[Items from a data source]
-------

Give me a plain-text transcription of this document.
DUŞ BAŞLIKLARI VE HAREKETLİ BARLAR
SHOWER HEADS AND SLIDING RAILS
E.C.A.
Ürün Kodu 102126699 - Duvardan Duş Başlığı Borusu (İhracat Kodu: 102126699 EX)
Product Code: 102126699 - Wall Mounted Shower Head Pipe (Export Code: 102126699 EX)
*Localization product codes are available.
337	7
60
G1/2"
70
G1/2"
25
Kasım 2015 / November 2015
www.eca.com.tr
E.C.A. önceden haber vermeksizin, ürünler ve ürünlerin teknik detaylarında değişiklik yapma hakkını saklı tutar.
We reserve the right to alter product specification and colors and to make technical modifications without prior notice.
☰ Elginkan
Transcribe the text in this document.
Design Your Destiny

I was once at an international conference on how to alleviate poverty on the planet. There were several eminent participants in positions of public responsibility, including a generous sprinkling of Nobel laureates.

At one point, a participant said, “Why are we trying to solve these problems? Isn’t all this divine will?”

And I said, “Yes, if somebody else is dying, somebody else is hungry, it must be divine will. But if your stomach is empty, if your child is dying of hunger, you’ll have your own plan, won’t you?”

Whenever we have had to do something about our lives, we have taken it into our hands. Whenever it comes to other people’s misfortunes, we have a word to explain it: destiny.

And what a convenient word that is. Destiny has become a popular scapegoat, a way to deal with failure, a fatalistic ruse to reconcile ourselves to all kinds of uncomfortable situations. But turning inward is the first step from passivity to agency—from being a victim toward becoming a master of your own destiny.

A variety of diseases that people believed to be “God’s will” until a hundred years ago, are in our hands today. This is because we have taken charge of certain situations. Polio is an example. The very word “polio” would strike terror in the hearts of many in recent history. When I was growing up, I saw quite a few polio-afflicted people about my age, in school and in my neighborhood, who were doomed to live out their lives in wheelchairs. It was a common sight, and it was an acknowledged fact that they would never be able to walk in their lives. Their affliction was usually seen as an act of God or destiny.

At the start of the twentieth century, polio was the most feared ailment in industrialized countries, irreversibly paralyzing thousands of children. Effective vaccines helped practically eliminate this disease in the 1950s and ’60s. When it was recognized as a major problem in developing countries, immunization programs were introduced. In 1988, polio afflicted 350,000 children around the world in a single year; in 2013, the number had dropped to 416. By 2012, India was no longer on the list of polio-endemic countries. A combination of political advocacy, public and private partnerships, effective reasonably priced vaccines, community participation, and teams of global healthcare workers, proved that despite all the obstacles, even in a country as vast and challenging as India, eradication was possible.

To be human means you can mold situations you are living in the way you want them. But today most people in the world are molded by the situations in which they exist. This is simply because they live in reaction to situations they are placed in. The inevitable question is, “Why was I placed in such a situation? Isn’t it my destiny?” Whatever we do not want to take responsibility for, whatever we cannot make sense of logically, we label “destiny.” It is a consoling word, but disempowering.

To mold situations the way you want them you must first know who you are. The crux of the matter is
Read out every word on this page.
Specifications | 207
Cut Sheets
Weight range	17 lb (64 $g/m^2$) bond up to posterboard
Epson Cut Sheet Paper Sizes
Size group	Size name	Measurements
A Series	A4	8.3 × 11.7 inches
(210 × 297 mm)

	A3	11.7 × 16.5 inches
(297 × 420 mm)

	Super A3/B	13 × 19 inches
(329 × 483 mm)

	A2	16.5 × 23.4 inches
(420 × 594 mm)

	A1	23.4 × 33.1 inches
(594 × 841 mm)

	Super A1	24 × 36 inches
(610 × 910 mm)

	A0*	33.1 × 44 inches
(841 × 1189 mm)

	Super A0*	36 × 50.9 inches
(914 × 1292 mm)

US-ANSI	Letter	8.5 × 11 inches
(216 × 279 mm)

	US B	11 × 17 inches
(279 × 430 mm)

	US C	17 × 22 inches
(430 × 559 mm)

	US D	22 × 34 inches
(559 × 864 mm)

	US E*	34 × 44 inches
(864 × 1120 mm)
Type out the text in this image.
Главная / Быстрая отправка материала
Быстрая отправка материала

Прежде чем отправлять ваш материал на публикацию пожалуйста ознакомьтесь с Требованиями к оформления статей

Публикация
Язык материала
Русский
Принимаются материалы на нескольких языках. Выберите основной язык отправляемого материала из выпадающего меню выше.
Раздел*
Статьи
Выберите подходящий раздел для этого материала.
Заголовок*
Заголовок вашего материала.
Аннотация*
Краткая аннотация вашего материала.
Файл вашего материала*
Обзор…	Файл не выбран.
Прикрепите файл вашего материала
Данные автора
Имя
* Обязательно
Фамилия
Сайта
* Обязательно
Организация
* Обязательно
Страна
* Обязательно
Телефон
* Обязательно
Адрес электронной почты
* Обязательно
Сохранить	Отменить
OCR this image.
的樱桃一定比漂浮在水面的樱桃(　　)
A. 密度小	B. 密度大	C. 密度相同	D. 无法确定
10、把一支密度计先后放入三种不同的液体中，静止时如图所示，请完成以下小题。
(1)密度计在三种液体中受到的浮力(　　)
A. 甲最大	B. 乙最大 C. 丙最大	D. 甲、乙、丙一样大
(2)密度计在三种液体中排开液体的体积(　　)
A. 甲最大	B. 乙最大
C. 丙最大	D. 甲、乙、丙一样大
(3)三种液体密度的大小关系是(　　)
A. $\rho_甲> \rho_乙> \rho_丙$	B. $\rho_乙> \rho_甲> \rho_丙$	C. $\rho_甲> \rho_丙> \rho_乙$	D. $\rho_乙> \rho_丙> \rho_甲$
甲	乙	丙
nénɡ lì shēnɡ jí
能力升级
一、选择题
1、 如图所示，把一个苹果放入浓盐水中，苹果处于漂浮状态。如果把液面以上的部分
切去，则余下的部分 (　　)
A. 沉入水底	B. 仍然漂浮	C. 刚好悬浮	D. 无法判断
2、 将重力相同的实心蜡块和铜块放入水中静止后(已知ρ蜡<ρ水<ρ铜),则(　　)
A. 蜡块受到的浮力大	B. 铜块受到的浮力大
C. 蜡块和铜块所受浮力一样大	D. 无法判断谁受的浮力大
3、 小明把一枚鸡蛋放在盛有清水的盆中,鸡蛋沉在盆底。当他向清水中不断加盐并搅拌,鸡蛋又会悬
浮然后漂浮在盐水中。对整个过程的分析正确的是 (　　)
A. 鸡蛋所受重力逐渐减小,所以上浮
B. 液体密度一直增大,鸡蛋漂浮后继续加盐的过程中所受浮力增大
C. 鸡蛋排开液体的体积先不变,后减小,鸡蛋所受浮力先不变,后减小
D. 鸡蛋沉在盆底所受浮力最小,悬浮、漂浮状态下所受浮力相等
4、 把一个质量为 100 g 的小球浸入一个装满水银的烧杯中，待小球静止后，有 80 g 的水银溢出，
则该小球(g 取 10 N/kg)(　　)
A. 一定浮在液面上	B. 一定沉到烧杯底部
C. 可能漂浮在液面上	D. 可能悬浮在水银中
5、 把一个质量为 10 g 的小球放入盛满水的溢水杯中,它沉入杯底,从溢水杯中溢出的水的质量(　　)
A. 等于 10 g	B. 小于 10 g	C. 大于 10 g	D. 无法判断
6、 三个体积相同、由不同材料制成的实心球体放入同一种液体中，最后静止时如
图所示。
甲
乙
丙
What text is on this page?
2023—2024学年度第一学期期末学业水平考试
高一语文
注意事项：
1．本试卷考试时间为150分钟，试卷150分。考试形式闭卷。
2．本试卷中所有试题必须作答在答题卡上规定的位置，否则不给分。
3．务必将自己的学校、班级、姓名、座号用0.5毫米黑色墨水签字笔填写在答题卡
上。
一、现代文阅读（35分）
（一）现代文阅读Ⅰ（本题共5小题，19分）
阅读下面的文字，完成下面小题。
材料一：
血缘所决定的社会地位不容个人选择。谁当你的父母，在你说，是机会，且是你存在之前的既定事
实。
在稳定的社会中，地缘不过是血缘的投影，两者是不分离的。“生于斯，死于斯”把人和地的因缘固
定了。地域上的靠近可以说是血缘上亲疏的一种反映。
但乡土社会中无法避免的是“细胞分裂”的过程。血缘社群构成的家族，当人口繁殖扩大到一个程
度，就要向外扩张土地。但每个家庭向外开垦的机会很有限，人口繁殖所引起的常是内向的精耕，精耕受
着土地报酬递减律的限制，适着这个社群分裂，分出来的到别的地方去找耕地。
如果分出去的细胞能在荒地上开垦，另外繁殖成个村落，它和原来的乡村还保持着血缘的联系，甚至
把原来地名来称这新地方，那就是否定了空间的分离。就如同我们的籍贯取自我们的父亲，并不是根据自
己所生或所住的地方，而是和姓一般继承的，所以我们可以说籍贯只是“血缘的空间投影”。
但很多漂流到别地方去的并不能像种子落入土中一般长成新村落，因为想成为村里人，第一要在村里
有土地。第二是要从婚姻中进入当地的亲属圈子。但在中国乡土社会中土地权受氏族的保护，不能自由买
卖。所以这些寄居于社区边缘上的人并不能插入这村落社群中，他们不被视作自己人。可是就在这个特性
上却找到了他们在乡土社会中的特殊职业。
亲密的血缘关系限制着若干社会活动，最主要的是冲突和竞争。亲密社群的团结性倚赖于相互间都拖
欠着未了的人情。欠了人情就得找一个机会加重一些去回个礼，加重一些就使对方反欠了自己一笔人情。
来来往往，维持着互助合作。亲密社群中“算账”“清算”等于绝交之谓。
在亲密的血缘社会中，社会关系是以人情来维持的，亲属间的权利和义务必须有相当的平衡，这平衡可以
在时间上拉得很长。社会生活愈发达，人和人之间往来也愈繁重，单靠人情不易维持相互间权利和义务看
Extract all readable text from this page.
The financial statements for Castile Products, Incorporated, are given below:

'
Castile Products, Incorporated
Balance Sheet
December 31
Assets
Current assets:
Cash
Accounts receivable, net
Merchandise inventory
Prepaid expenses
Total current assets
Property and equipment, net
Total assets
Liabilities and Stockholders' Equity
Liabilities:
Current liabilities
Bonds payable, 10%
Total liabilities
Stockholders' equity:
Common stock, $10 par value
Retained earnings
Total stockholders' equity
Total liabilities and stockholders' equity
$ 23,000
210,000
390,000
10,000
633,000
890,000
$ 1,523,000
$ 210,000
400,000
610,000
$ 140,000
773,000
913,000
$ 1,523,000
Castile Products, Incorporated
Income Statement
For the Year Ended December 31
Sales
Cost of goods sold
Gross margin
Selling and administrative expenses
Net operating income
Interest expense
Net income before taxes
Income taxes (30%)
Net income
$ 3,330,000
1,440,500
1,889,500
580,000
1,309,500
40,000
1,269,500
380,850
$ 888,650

-------

What this task involves
Locate and copy each line in the data above that includes the word "document".

Answer to the exercise
Give me a plain-text transcription of this document.
Transcribe the text in this document.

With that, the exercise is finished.